▶
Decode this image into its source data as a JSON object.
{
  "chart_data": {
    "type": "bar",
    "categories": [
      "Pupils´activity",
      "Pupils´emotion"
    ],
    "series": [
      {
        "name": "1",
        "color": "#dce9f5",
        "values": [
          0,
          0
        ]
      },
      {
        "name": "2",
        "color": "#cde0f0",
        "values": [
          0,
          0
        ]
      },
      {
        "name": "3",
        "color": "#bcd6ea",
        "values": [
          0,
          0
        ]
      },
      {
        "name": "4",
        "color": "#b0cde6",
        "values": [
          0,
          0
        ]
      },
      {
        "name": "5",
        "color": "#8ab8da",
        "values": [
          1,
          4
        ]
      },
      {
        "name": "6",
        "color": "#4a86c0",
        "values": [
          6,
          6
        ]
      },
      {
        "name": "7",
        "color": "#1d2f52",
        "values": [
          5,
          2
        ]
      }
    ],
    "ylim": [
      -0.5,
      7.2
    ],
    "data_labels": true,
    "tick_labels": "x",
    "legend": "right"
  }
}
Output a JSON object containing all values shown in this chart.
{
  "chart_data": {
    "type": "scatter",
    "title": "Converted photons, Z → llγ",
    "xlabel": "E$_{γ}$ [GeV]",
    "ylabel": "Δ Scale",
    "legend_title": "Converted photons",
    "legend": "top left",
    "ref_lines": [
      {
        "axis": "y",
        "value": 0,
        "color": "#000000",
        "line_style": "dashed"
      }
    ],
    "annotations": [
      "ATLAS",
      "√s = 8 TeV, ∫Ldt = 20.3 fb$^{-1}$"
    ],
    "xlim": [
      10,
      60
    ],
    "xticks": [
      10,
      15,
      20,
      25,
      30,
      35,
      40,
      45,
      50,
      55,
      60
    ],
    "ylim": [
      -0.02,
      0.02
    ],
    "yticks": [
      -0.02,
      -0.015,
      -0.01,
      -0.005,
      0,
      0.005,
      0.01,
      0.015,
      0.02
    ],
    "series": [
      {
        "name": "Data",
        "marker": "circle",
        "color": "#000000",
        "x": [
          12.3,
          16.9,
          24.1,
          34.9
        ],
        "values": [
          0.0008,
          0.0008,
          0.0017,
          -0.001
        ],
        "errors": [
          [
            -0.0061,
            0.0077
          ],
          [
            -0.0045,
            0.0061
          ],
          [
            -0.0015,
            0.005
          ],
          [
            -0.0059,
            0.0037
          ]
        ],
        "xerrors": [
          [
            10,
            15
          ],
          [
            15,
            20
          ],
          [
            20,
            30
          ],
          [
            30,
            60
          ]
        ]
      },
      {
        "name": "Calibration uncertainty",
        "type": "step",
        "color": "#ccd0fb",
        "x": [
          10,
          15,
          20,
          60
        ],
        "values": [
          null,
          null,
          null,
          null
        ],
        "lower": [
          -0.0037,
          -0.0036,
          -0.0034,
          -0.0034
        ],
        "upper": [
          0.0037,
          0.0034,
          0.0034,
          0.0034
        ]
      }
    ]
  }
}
◀
Retype all of the material above with every character intact.

Decode this image into its source data as a JSON object.
{
  "chart_data": {
    "type": "bar",
    "categories": [
      "Pupils´activity",
      "Pupils´emotion"
    ],
    "series": [
      {
        "name": "1",
        "color": "#dce9f5",
        "values": [
          0,
          0
        ]
      },
      {
        "name": "2",
        "color": "#cde0f0",
        "values": [
          0,
          0
        ]
      },
      {
        "name": "3",
        "color": "#bcd6ea",
        "values": [
          0,
          0
        ]
      },
      {
        "name": "4",
        "color": "#b0cde6",
        "values": [
          0,
          0
        ]
      },
      {
        "name": "5",
        "color": "#8ab8da",
        "values": [
          1,
          4
        ]
      },
      {
        "name": "6",
        "color": "#4a86c0",
        "values": [
          6,
          6
        ]
      },
      {
        "name": "7",
        "color": "#1d2f52",
        "values": [
          5,
          2
        ]
      }
    ],
    "ylim": [
      -0.5,
      7.2
    ],
    "data_labels": true,
    "tick_labels": "x",
    "legend": "right"
  }
}
Output a JSON object containing all values shown in this chart.
{
  "chart_data": {
    "type": "scatter",
    "title": "Converted photons, Z → llγ",
    "xlabel": "E$_{γ}$ [GeV]",
    "ylabel": "Δ Scale",
    "legend_title": "Converted photons",
    "legend": "top left",
    "ref_lines": [
      {
        "axis": "y",
        "value": 0,
        "color": "#000000",
        "line_style": "dashed"
      }
    ],
    "annotations": [
      "ATLAS",
      "√s = 8 TeV, ∫Ldt = 20.3 fb$^{-1}$"
    ],
    "xlim": [
      10,
      60
    ],
    "xticks": [
      10,
      15,
      20,
      25,
      30,
      35,
      40,
      45,
      50,
      55,
      60
    ],
    "ylim": [
      -0.02,
      0.02
    ],
    "yticks": [
      -0.02,
      -0.015,
      -0.01,
      -0.005,
      0,
      0.005,
      0.01,
      0.015,
      0.02
    ],
    "series": [
      {
        "name": "Data",
        "marker": "circle",
        "color": "#000000",
        "x": [
          12.3,
          16.9,
          24.1,
          34.9
        ],
        "values": [
          0.0008,
          0.0008,
          0.0017,
          -0.001
        ],
        "errors": [
          [
            -0.0061,
            0.0077
          ],
          [
            -0.0045,
            0.0061
          ],
          [
            -0.0015,
            0.005
          ],
          [
            -0.0059,
            0.0037
          ]
        ],
        "xerrors": [
          [
            10,
            15
          ],
          [
            15,
            20
          ],
          [
            20,
            30
          ],
          [
            30,
            60
          ]
        ]
      },
      {
        "name": "Calibration uncertainty",
        "type": "step",
        "color": "#ccd0fb",
        "x": [
          10,
          15,
          20,
          60
        ],
        "values": [
          null,
          null,
          null,
          null
        ],
        "lower": [
          -0.0037,
          -0.0036,
          -0.0034,
          -0.0034
        ],
        "upper": [
          0.0037,
          0.0034,
          0.0034,
          0.0034
        ]
      }
    ]
  }
}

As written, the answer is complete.